[Dataset rows]
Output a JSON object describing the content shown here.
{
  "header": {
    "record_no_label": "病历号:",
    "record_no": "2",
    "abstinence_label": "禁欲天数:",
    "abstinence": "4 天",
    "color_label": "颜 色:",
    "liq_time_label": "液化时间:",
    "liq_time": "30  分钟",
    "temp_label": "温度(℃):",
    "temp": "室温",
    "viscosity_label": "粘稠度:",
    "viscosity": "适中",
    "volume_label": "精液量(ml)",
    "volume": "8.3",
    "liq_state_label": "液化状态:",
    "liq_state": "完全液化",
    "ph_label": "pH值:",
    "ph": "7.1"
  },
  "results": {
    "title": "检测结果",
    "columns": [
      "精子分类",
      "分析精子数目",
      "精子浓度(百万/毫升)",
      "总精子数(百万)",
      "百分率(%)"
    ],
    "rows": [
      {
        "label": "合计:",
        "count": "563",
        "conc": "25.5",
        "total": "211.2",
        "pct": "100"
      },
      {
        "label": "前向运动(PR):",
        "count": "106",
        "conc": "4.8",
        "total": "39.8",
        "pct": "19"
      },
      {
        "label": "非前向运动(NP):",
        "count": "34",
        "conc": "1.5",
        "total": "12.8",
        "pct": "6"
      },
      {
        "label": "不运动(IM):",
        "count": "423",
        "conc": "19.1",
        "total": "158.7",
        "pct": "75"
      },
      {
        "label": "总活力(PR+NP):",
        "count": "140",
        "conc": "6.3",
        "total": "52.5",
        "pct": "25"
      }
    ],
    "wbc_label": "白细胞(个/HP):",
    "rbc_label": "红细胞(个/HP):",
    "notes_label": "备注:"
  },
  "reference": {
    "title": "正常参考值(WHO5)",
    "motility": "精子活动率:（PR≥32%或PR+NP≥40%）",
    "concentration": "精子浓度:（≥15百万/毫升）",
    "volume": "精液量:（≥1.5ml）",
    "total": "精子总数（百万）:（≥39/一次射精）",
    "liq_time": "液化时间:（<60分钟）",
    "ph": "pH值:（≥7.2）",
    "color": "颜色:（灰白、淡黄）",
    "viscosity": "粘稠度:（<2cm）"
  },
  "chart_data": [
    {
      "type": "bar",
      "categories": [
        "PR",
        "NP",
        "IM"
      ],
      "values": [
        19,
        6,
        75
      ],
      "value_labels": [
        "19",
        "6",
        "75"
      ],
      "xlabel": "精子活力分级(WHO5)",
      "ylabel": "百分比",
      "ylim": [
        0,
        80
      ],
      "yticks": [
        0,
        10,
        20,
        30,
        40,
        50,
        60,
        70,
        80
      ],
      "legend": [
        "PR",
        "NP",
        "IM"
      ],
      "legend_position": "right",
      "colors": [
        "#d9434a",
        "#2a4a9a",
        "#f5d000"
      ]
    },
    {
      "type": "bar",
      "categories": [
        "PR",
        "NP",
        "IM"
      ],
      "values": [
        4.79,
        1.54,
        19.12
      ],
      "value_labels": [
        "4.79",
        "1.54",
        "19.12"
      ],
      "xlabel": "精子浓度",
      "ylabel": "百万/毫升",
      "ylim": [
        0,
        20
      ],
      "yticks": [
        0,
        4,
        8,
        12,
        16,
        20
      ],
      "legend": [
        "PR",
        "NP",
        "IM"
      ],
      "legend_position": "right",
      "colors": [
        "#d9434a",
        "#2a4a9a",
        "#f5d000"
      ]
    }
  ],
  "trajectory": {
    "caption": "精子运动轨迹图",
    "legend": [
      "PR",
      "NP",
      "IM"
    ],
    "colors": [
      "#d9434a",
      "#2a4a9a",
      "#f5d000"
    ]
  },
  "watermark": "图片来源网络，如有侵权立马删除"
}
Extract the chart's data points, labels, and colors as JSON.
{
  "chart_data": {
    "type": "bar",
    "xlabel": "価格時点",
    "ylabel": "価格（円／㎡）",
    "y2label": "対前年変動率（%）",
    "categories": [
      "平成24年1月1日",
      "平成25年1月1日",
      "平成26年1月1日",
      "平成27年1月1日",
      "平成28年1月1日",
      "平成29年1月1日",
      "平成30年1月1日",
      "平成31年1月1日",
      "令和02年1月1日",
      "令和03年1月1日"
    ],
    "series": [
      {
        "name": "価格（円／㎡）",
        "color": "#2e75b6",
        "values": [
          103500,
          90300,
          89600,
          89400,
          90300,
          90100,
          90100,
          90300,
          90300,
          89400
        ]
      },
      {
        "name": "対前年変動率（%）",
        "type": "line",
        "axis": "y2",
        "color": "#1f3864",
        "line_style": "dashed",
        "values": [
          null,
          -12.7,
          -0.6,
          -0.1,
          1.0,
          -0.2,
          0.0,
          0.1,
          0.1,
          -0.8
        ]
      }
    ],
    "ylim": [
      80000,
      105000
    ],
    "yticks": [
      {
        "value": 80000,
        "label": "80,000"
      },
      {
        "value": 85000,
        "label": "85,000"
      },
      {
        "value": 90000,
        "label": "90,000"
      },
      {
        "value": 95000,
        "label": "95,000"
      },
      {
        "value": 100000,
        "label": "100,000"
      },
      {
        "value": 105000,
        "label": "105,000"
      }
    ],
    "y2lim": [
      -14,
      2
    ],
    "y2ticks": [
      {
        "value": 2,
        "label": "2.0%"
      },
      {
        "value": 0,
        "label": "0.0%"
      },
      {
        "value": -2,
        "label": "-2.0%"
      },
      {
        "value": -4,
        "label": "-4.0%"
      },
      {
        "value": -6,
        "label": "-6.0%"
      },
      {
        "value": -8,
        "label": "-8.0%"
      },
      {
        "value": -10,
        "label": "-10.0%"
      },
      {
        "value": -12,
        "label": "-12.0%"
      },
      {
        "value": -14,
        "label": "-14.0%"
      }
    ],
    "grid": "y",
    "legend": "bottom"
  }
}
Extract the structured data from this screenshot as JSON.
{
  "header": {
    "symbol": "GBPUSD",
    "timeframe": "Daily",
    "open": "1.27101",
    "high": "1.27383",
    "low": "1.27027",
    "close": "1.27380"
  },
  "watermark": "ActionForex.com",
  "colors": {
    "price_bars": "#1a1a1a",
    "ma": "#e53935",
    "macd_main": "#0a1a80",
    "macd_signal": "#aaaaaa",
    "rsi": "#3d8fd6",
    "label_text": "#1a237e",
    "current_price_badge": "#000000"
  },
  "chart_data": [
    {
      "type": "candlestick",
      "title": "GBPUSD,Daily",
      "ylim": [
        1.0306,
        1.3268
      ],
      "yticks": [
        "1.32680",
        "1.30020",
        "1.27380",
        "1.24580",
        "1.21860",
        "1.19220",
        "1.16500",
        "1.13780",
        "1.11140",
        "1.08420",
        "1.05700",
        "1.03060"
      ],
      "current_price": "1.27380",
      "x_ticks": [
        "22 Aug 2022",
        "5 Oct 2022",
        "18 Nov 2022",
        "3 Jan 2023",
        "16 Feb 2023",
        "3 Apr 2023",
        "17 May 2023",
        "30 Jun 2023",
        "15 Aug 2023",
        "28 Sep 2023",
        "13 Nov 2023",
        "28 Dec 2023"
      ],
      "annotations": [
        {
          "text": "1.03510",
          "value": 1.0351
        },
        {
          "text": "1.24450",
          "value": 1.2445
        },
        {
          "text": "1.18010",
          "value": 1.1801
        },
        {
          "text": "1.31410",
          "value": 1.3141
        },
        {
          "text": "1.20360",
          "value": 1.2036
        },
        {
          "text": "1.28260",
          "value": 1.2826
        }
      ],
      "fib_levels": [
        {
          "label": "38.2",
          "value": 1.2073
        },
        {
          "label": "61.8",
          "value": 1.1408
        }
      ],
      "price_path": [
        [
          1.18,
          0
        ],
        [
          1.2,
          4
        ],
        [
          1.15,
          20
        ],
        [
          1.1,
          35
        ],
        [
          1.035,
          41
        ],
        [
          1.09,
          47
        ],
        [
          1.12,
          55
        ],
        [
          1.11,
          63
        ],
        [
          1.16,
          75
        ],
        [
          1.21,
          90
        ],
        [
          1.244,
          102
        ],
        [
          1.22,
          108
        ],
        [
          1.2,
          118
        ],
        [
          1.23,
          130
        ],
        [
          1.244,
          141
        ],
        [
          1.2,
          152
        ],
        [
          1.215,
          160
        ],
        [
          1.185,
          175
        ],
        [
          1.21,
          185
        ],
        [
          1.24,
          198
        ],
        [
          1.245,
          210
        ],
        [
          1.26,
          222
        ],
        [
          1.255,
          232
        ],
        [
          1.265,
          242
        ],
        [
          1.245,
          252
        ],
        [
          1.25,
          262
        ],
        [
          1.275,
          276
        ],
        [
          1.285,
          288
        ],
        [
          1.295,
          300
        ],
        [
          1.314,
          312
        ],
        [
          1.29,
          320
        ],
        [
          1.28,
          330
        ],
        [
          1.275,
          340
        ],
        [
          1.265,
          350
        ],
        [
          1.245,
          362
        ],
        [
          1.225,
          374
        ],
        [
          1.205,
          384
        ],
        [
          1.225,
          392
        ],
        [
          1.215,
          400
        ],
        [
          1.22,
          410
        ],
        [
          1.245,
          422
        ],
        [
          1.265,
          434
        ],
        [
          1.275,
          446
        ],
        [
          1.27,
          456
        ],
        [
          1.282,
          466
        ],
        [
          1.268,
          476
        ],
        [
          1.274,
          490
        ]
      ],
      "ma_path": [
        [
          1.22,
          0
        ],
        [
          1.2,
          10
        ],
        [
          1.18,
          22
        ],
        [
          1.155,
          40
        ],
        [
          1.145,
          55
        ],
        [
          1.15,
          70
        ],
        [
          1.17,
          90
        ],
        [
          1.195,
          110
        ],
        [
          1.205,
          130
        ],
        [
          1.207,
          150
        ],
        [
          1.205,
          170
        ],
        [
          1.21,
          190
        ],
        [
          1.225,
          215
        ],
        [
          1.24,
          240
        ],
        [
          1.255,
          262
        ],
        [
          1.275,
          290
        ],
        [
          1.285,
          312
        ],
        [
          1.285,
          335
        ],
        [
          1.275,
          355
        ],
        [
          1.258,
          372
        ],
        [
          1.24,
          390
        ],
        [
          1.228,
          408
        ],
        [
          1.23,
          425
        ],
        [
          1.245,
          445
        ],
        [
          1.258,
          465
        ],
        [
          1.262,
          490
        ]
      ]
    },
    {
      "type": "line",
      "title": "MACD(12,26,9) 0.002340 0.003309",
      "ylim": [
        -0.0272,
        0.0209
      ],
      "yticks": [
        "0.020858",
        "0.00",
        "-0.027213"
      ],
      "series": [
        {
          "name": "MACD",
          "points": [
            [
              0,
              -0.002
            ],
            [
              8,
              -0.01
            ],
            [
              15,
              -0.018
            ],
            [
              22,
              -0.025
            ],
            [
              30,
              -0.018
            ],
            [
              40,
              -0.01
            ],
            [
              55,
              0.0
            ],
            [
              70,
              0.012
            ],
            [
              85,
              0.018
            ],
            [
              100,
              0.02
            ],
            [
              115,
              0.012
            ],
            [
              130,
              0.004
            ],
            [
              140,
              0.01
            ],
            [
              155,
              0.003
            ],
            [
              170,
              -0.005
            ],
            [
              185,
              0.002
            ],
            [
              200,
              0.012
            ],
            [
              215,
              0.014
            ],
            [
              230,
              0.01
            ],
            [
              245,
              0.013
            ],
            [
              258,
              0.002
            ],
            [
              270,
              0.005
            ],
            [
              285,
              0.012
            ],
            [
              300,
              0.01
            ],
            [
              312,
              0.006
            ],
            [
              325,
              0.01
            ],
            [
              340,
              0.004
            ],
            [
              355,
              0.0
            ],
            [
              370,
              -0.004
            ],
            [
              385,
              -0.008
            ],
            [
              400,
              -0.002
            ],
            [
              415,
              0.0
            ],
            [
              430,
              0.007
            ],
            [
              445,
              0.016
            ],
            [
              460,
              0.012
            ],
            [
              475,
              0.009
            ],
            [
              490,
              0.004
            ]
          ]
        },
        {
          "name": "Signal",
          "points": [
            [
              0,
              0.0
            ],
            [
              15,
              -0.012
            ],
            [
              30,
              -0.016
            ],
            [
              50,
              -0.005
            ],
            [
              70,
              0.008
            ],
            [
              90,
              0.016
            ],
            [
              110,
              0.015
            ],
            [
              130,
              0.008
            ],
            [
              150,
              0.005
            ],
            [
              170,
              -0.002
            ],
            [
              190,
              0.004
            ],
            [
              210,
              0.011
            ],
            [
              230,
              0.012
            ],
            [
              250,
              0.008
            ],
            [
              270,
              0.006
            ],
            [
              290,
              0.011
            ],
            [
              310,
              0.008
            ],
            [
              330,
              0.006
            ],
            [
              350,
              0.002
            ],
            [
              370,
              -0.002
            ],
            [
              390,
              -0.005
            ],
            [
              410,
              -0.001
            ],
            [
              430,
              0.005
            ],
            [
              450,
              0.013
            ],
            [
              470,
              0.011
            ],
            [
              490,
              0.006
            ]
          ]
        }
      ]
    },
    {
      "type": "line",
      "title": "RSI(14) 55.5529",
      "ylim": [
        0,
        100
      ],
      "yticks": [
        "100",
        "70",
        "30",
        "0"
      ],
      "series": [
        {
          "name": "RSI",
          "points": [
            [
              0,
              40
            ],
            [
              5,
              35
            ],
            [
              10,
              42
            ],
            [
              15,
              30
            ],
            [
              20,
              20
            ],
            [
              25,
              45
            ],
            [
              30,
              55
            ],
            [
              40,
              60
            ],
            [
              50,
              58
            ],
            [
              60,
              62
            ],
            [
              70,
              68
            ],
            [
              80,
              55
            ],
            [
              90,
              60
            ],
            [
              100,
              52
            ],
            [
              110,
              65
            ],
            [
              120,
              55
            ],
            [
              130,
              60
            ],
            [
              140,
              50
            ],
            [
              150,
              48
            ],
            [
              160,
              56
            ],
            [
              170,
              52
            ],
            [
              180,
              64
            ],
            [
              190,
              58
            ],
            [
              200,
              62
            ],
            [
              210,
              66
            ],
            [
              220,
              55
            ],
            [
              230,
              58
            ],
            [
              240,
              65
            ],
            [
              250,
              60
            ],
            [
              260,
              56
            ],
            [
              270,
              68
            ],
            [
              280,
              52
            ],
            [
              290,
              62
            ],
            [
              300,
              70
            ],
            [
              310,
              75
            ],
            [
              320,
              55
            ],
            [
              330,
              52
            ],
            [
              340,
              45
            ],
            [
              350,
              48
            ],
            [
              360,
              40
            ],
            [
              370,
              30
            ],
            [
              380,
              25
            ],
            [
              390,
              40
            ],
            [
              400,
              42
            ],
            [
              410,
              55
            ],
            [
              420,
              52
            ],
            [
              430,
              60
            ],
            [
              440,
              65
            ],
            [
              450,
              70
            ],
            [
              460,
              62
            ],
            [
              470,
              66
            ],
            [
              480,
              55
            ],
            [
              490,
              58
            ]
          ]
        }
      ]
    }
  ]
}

# EXERCISE REQUIREMENTS:
From the data, list each line in which the string "液化时间" appears.

# SOLUTION FOR THIS EXERCISE:
    "liq_time_label": "液化时间:",
    "liq_time": "液化时间:（<60分钟）",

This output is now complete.